:: Supplied records

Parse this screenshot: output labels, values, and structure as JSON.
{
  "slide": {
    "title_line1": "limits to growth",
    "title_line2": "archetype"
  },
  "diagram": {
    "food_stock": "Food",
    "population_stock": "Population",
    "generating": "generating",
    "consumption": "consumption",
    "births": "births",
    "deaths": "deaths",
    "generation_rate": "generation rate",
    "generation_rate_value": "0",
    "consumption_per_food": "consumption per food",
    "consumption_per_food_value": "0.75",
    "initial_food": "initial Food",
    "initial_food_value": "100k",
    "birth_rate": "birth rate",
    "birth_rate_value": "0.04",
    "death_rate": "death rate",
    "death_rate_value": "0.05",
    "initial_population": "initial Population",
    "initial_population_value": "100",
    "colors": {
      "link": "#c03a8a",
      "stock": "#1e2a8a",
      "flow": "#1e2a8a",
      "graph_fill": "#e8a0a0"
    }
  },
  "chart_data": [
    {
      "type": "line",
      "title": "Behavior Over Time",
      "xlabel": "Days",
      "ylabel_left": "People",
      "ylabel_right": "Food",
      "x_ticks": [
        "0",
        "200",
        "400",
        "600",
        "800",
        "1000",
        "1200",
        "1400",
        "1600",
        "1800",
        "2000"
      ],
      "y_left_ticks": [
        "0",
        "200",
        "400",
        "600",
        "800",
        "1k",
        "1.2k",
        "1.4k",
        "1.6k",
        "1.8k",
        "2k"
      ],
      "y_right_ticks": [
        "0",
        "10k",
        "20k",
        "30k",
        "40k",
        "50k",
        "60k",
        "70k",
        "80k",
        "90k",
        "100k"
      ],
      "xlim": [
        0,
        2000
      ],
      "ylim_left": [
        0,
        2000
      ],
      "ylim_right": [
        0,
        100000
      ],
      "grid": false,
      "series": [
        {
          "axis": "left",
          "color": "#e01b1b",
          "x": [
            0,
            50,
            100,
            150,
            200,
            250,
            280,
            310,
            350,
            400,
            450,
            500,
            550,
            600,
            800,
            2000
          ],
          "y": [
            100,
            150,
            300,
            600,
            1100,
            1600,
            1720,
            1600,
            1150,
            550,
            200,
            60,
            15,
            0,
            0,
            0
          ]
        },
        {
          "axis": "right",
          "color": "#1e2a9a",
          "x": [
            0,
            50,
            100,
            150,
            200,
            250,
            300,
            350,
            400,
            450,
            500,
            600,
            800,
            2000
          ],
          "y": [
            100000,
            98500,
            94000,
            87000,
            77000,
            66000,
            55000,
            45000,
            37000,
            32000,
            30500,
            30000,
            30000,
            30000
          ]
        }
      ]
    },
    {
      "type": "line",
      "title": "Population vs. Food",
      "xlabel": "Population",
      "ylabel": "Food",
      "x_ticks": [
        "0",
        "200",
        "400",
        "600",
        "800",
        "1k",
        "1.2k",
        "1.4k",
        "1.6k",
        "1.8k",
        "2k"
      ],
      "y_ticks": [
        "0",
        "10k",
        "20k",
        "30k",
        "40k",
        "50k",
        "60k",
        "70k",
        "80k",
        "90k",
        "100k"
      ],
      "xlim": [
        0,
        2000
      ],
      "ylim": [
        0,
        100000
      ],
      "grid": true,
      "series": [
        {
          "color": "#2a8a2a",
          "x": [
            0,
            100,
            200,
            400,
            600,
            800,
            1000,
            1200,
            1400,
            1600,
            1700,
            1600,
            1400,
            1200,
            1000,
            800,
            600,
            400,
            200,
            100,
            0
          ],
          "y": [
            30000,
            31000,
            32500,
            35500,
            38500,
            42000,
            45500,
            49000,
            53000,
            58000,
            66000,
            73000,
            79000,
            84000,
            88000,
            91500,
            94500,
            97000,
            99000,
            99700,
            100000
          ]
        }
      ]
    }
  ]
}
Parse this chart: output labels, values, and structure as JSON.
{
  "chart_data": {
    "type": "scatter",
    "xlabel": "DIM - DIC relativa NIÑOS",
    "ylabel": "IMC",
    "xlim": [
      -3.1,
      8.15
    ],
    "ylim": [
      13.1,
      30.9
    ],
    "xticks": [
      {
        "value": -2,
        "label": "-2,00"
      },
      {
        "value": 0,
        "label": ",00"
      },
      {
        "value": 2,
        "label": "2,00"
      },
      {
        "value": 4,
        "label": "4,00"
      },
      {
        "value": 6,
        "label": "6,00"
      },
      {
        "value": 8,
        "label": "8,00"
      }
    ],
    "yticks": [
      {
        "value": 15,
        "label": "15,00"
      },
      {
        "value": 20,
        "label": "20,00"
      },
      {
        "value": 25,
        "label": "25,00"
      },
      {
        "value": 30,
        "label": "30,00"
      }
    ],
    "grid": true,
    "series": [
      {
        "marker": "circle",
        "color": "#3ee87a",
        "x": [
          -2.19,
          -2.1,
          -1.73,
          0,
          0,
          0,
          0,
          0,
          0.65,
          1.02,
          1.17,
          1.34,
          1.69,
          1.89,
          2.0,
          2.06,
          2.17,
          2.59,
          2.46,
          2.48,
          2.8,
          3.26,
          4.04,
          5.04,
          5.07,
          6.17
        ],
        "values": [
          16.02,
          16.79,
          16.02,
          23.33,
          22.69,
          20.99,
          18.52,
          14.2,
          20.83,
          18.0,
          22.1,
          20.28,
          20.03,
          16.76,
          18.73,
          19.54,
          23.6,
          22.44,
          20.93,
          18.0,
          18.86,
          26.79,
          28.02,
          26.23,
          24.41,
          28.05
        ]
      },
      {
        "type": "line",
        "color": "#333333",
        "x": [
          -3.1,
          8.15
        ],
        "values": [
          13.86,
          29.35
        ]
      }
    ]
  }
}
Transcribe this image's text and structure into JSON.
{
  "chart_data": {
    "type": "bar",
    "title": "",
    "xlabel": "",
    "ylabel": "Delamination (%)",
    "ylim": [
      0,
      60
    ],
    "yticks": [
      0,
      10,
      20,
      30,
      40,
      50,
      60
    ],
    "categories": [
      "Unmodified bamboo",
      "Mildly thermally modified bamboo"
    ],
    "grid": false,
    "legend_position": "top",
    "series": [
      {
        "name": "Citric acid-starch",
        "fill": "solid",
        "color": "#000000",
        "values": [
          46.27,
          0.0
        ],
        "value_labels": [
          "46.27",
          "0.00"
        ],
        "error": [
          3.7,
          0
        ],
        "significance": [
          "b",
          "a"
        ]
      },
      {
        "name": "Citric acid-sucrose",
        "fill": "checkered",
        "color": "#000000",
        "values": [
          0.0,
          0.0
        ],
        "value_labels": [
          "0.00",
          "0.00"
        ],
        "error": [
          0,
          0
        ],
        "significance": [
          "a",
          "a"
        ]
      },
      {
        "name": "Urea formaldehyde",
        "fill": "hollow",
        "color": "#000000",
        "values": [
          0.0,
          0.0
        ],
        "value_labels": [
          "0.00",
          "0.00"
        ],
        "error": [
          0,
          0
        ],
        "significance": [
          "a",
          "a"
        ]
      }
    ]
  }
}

::::

§ Problem to work on
Please restate the records in full, word for word.

§ The result
Parse this screenshot: output labels, values, and structure as JSON.
{
  "slide": {
    "title_line1": "limits to growth",
    "title_line2": "archetype"
  },
  "diagram": {
    "food_stock": "Food",
    "population_stock": "Population",
    "generating": "generating",
    "consumption": "consumption",
    "births": "births",
    "deaths": "deaths",
    "generation_rate": "generation rate",
    "generation_rate_value": "0",
    "consumption_per_food": "consumption per food",
    "consumption_per_food_value": "0.75",
    "initial_food": "initial Food",
    "initial_food_value": "100k",
    "birth_rate": "birth rate",
    "birth_rate_value": "0.04",
    "death_rate": "death rate",
    "death_rate_value": "0.05",
    "initial_population": "initial Population",
    "initial_population_value": "100",
    "colors": {
      "link": "#c03a8a",
      "stock": "#1e2a8a",
      "flow": "#1e2a8a",
      "graph_fill": "#e8a0a0"
    }
  },
  "chart_data": [
    {
      "type": "line",
      "title": "Behavior Over Time",
      "xlabel": "Days",
      "ylabel_left": "People",
      "ylabel_right": "Food",
      "x_ticks": [
        "0",
        "200",
        "400",
        "600",
        "800",
        "1000",
        "1200",
        "1400",
        "1600",
        "1800",
        "2000"
      ],
      "y_left_ticks": [
        "0",
        "200",
        "400",
        "600",
        "800",
        "1k",
        "1.2k",
        "1.4k",
        "1.6k",
        "1.8k",
        "2k"
      ],
      "y_right_ticks": [
        "0",
        "10k",
        "20k",
        "30k",
        "40k",
        "50k",
        "60k",
        "70k",
        "80k",
        "90k",
        "100k"
      ],
      "xlim": [
        0,
        2000
      ],
      "ylim_left": [
        0,
        2000
      ],
      "ylim_right": [
        0,
        100000
      ],
      "grid": false,
      "series": [
        {
          "axis": "left",
          "color": "#e01b1b",
          "x": [
            0,
            50,
            100,
            150,
            200,
            250,
            280,
            310,
            350,
            400,
            450,
            500,
            550,
            600,
            800,
            2000
          ],
          "y": [
            100,
            150,
            300,
            600,
            1100,
            1600,
            1720,
            1600,
            1150,
            550,
            200,
            60,
            15,
            0,
            0,
            0
          ]
        },
        {
          "axis": "right",
          "color": "#1e2a9a",
          "x": [
            0,
            50,
            100,
            150,
            200,
            250,
            300,
            350,
            400,
            450,
            500,
            600,
            800,
            2000
          ],
          "y": [
            100000,
            98500,
            94000,
            87000,
            77000,
            66000,
            55000,
            45000,
            37000,
            32000,
            30500,
            30000,
            30000,
            30000
          ]
        }
      ]
    },
    {
      "type": "line",
      "title": "Population vs. Food",
      "xlabel": "Population",
      "ylabel": "Food",
      "x_ticks": [
        "0",
        "200",
        "400",
        "600",
        "800",
        "1k",
        "1.2k",
        "1.4k",
        "1.6k",
        "1.8k",
        "2k"
      ],
      "y_ticks": [
        "0",
        "10k",
        "20k",
        "30k",
        "40k",
        "50k",
        "60k",
        "70k",
        "80k",
        "90k",
        "100k"
      ],
      "xlim": [
        0,
        2000
      ],
      "ylim": [
        0,
        100000
      ],
      "grid": true,
      "series": [
        {
          "color": "#2a8a2a",
          "x": [
            0,
            100,
            200,
            400,
            600,
            800,
            1000,
            1200,
            1400,
            1600,
            1700,
            1600,
            1400,
            1200,
            1000,
            800,
            600,
            400,
            200,
            100,
            0
          ],
          "y": [
            30000,
            31000,
            32500,
            35500,
            38500,
            42000,
            45500,
            49000,
            53000,
            58000,
            66000,
            73000,
            79000,
            84000,
            88000,
            91500,
            94500,
            97000,
            99000,
            99700,
            100000
          ]
        }
      ]
    }
  ]
}
Parse this chart: output labels, values, and structure as JSON.
{
  "chart_data": {
    "type": "scatter",
    "xlabel": "DIM - DIC relativa NIÑOS",
    "ylabel": "IMC",
    "xlim": [
      -3.1,
      8.15
    ],
    "ylim": [
      13.1,
      30.9
    ],
    "xticks": [
      {
        "value": -2,
        "label": "-2,00"
      },
      {
        "value": 0,
        "label": ",00"
      },
      {
        "value": 2,
        "label": "2,00"
      },
      {
        "value": 4,
        "label": "4,00"
      },
      {
        "value": 6,
        "label": "6,00"
      },
      {
        "value": 8,
        "label": "8,00"
      }
    ],
    "yticks": [
      {
        "value": 15,
        "label": "15,00"
      },
      {
        "value": 20,
        "label": "20,00"
      },
      {
        "value": 25,
        "label": "25,00"
      },
      {
        "value": 30,
        "label": "30,00"
      }
    ],
    "grid": true,
    "series": [
      {
        "marker": "circle",
        "color": "#3ee87a",
        "x": [
          -2.19,
          -2.1,
          -1.73,
          0,
          0,
          0,
          0,
          0,
          0.65,
          1.02,
          1.17,
          1.34,
          1.69,
          1.89,
          2.0,
          2.06,
          2.17,
          2.59,
          2.46,
          2.48,
          2.8,
          3.26,
          4.04,
          5.04,
          5.07,
          6.17
        ],
        "values": [
          16.02,
          16.79,
          16.02,
          23.33,
          22.69,
          20.99,
          18.52,
          14.2,
          20.83,
          18.0,
          22.1,
          20.28,
          20.03,
          16.76,
          18.73,
          19.54,
          23.6,
          22.44,
          20.93,
          18.0,
          18.86,
          26.79,
          28.02,
          26.23,
          24.41,
          28.05
        ]
      },
      {
        "type": "line",
        "color": "#333333",
        "x": [
          -3.1,
          8.15
        ],
        "values": [
          13.86,
          29.35
        ]
      }
    ]
  }
}
Transcribe this image's text and structure into JSON.
{
  "chart_data": {
    "type": "bar",
    "title": "",
    "xlabel": "",
    "ylabel": "Delamination (%)",
    "ylim": [
      0,
      60
    ],
    "yticks": [
      0,
      10,
      20,
      30,
      40,
      50,
      60
    ],
    "categories": [
      "Unmodified bamboo",
      "Mildly thermally modified bamboo"
    ],
    "grid": false,
    "legend_position": "top",
    "series": [
      {
        "name": "Citric acid-starch",
        "fill": "solid",
        "color": "#000000",
        "values": [
          46.27,
          0.0
        ],
        "value_labels": [
          "46.27",
          "0.00"
        ],
        "error": [
          3.7,
          0
        ],
        "significance": [
          "b",
          "a"
        ]
      },
      {
        "name": "Citric acid-sucrose",
        "fill": "checkered",
        "color": "#000000",
        "values": [
          0.0,
          0.0
        ],
        "value_labels": [
          "0.00",
          "0.00"
        ],
        "error": [
          0,
          0
        ],
        "significance": [
          "a",
          "a"
        ]
      },
      {
        "name": "Urea formaldehyde",
        "fill": "hollow",
        "color": "#000000",
        "values": [
          0.0,
          0.0
        ],
        "value_labels": [
          "0.00",
          "0.00"
        ],
        "error": [
          0,
          0
        ],
        "significance": [
          "a",
          "a"
        ]
      }
    ]
  }
}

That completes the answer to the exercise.